### TO DO:
1 > Translate this sentence from the passage about courage and work into Spanish: "I try to keep the focus on what I do know and how I can use it, because focusing on what is lacking can take you perilously close to losing your nerve."
2 > In the passage about courage and work, write out the text between "That’s not to" and "losing your nerve.", inclusive, changing "techniques" to "methods".

### PASSAGE SHOWN:
══════

With all of this support, why do I say my courage came later in life than it might have? Partly because when I think back to my university years, I know that I would have gained so much more from them had I been more willing to ask questions, to take risks and to test out arguments in front of my lecturers and fellow students. I was simply too cautious, too conscious that I might have got the wrong end of the stick and appear silly or uninformed. That caution persisted in the first part of my professional life – I was a producer at Bloomberg TV and then at the BBC, before getting into presenting at the age of twenty-seven – when I would mull over running orders and scripts, in search of the ideal turn of phrase or link between one story and the next. I would approach new projects, such as working on the Olympics, almost like an exam – setting aside time for preparation, making extensive notes in advance, trying to cover every base. Working on Today knocked that search for perfection out of me for the most basic of reasons: the shortage of time focused the mind like nothing I had previously experienced.
That’s not to say there is no longer a structure to the way I work – quite the opposite, because when time is of the essence, it is vital to have figured out the techniques that suit you and stick to them. For interviewing, much of my own method goes back to what I learned from studying the law: having the evidence to back up any assertions, knowing the arguments on the other side and being able to compare situations and ask if what happened in one case might apply elsewhere. I try to keep the focus on what I do know and how I can use it, because focusing on what is lacking can take you perilously close to losing your nerve.
For this book, I wanted to gather together approaches and ideas that have helped me, as well as the views of others. And I wanted to write from my perspective as a woman, because we’re at a point in time when it is clear that we need some better ideas about how more women can advance to levels comparable with men. In some countries girls and women face reduced educational and employment opportunities, but even in the most progressive nations, too many companies and workplaces can be gender-mapped into a pyramid shape: women and men represented in equal numbers at entry level but the presence of women tailing off dramatically the more senior the role.1 (#litres_trial_promo) At the beginning of 2018, just seven women were leading FTSE 100 companies, fewer than the number of men called David occupying the same positions.2 (#litres_trial_promo) A century after the first woman was elected to Parliament at Westminster, two-thirds of British MPs are men.3 (#litres_trial_promo) The pattern is the same for partners in law firms in England and Wales, where only a third are women.4 (#litres_trial_promo)

══════

### SUPPLIED INFORMATION:
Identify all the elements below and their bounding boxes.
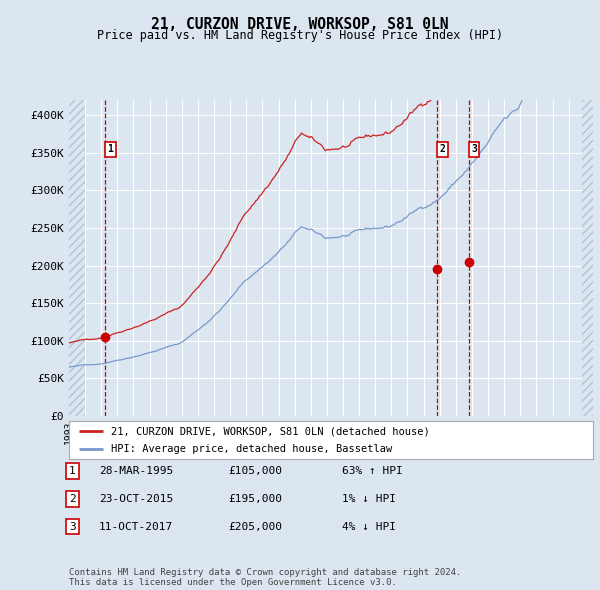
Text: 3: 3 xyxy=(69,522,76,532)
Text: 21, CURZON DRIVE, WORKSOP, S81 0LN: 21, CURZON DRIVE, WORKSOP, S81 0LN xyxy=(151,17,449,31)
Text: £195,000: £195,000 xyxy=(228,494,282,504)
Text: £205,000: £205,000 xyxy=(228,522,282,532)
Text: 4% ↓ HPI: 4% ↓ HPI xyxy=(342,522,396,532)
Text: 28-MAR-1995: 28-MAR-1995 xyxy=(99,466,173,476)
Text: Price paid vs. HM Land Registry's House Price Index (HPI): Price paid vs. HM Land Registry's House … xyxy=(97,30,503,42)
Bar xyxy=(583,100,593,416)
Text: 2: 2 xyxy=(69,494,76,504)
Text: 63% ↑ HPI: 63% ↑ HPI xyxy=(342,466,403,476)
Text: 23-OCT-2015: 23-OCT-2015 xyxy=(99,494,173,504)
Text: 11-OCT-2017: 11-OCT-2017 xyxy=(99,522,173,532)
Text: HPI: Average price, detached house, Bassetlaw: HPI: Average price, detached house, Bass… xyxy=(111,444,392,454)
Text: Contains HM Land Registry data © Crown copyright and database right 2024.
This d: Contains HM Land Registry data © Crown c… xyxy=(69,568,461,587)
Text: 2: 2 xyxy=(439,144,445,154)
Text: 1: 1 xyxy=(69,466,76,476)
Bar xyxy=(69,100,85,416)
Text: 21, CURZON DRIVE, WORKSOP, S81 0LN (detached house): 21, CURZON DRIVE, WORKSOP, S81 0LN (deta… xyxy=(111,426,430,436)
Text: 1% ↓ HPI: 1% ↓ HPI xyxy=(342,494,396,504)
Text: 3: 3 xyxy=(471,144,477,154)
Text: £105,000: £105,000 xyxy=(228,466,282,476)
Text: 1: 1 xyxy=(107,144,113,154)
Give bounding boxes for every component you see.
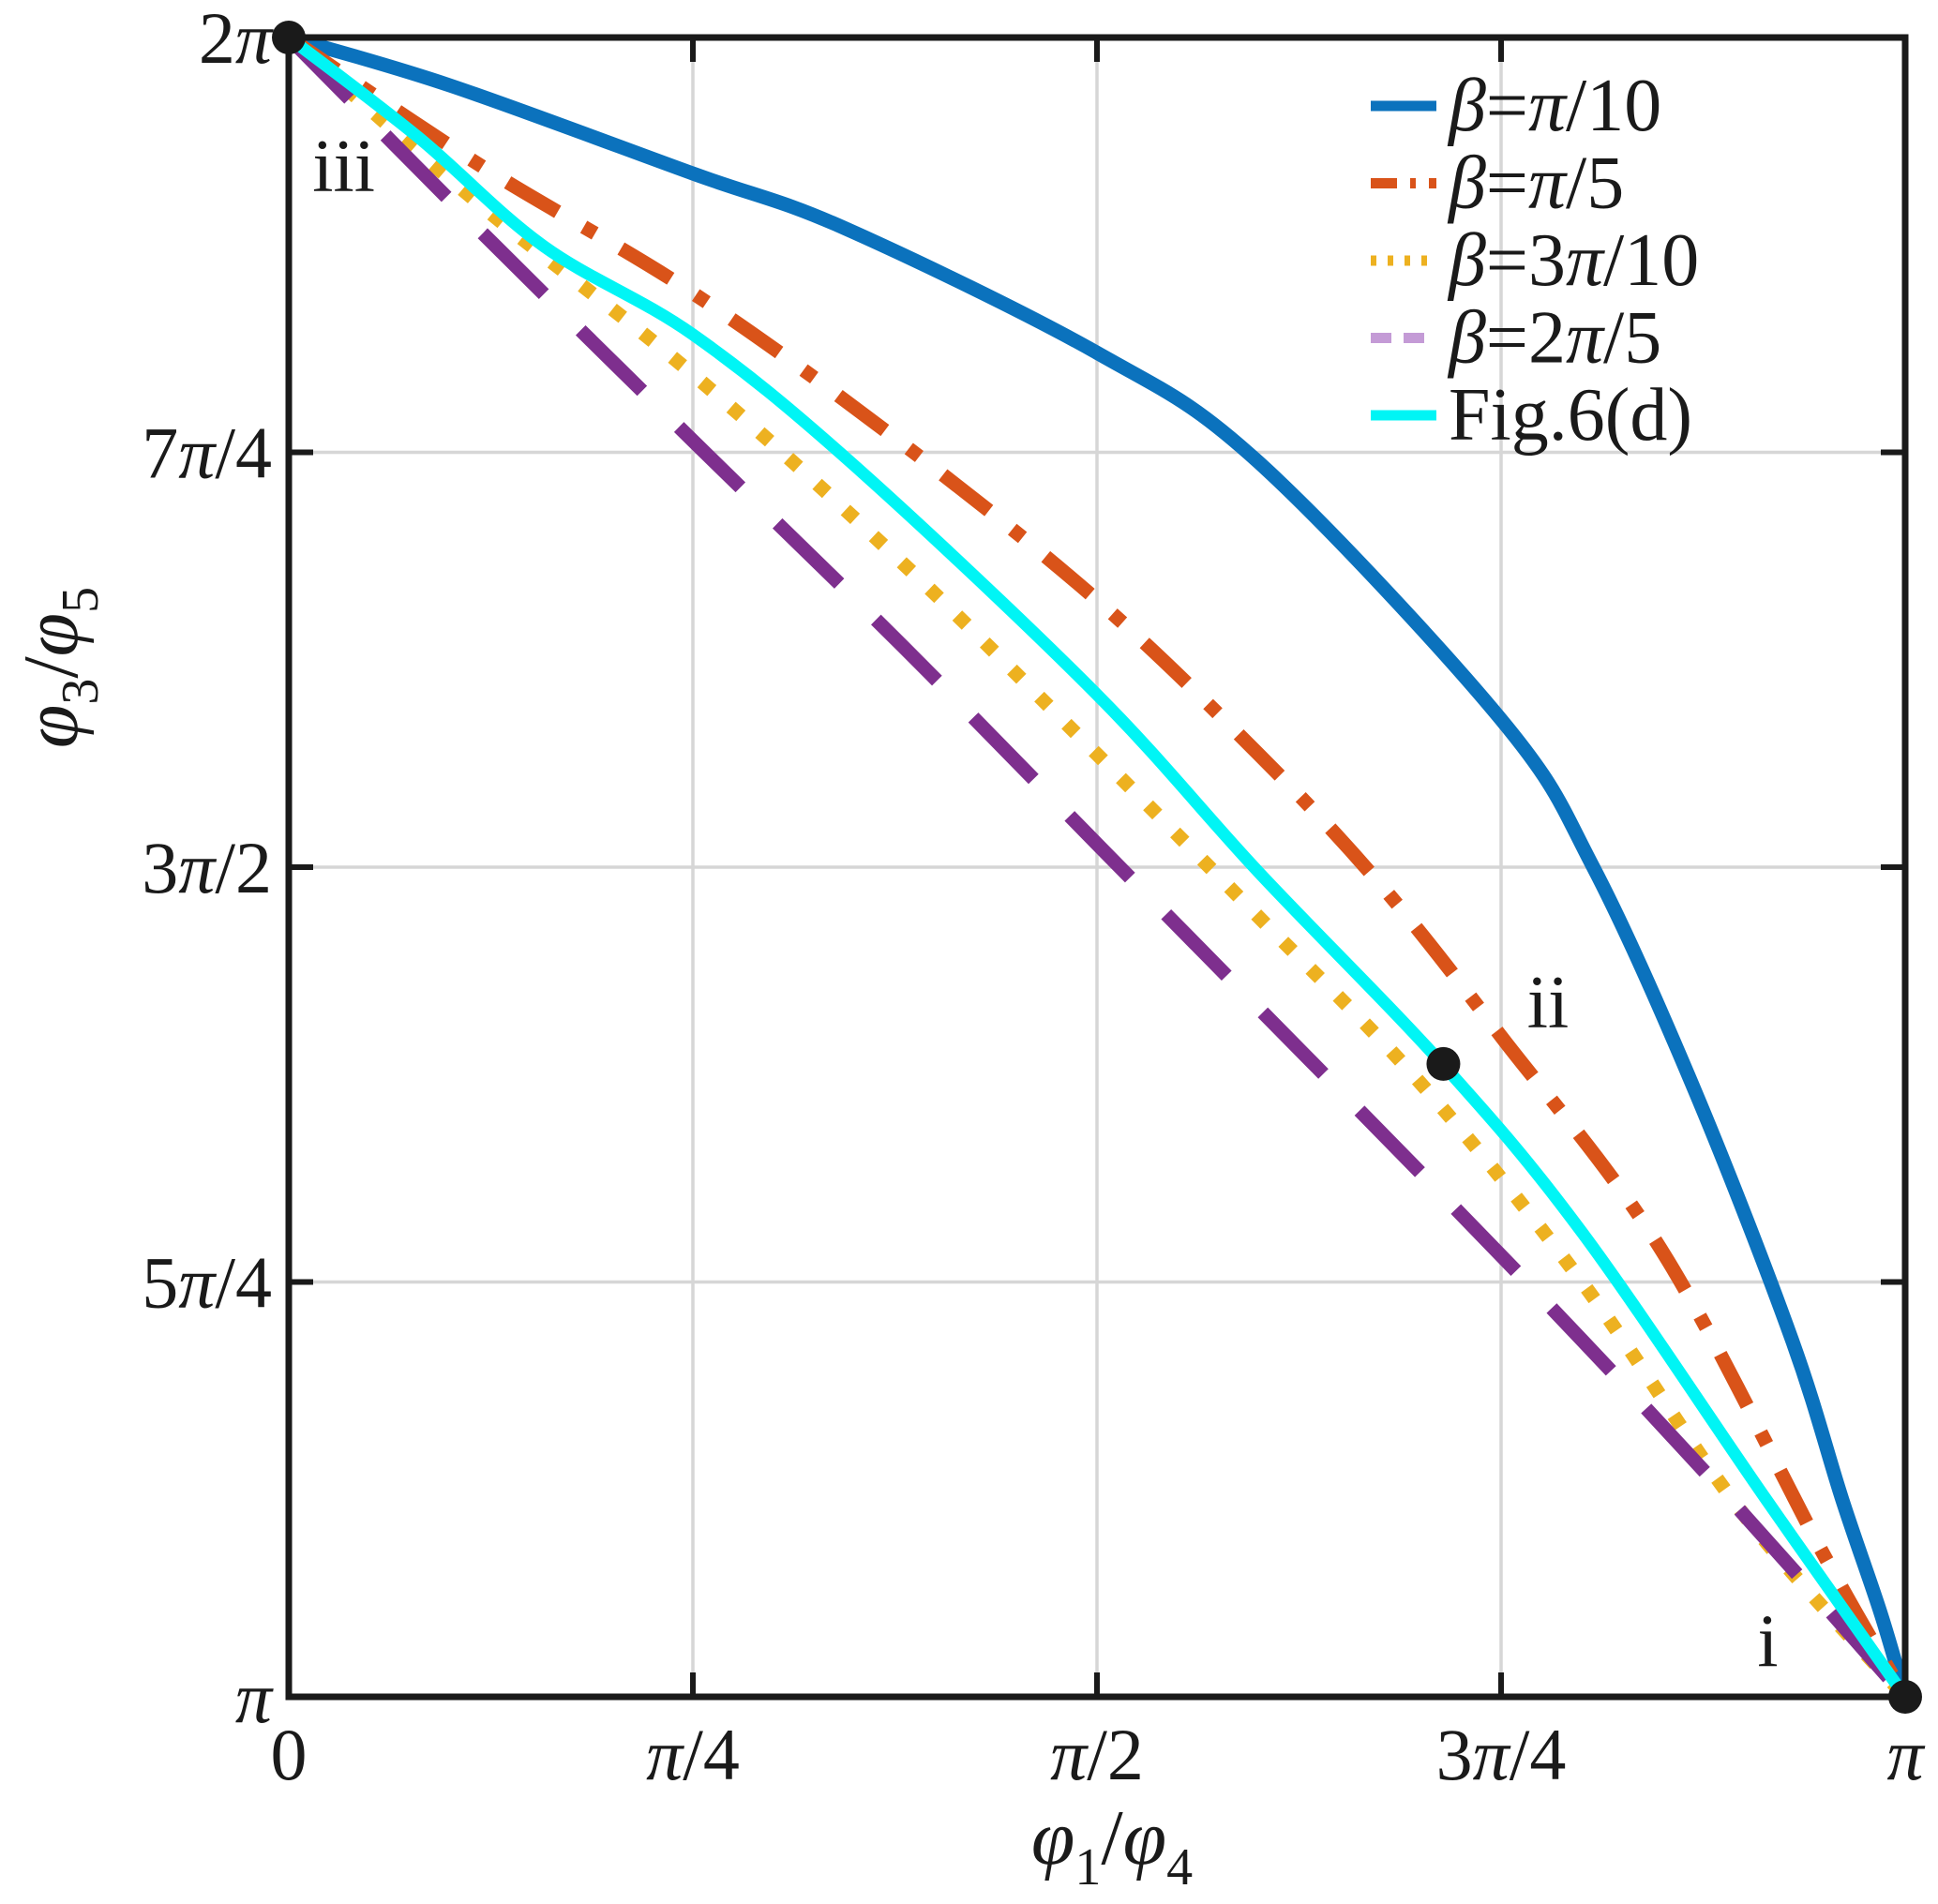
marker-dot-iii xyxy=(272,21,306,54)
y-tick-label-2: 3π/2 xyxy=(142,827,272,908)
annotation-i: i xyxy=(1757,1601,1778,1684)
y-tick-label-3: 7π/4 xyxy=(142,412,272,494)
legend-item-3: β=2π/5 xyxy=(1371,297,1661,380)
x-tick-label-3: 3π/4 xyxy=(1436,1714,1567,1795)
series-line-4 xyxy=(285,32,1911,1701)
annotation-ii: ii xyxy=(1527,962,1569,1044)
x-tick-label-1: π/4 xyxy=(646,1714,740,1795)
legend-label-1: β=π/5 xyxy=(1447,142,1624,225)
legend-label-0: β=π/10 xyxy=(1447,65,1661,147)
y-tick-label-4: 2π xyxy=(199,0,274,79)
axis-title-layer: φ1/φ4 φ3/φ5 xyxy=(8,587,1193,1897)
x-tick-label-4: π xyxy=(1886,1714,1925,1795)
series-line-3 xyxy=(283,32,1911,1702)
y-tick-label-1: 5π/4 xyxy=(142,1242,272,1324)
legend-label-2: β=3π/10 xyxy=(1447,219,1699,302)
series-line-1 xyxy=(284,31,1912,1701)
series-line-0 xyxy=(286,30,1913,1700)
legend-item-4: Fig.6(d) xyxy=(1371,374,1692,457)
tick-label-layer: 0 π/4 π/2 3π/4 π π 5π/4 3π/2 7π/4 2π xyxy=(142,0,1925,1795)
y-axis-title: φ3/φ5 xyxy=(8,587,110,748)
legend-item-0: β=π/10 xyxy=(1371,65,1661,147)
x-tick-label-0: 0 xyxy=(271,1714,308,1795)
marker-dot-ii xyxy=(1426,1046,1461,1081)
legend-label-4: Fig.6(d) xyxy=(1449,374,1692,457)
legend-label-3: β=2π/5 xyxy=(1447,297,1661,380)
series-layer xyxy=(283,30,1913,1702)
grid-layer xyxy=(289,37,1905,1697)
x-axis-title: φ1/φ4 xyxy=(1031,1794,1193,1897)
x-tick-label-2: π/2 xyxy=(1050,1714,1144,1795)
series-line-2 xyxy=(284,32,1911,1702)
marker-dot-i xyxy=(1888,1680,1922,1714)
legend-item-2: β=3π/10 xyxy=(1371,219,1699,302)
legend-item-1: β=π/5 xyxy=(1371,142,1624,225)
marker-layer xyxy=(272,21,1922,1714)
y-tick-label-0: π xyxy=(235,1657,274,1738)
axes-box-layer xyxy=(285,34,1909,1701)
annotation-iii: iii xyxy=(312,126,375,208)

══════

### SOLVED PROBLEMS:
1 > Intento mantener la atención en lo que sí sé y en cómo puedo usarlo, porque centrarse en lo que falta puede llevarte peligrosamente cerca de perder el valor.

2 >
That’s not to say there is no longer a structure to the way I work – quite the opposite, because when time is of the essence, it is vital to have figured out the methods that suit you and stick to them. For interviewing, much of my own method goes back to what I learned from studying the law: having the evidence to back up any assertions, knowing the arguments on the other side and being able to compare situations and ask if what happened in one case might apply elsewhere. I try to keep the focus on what I do know and how I can use it, because focusing on what is lacking can take you perilously close to losing your nerve.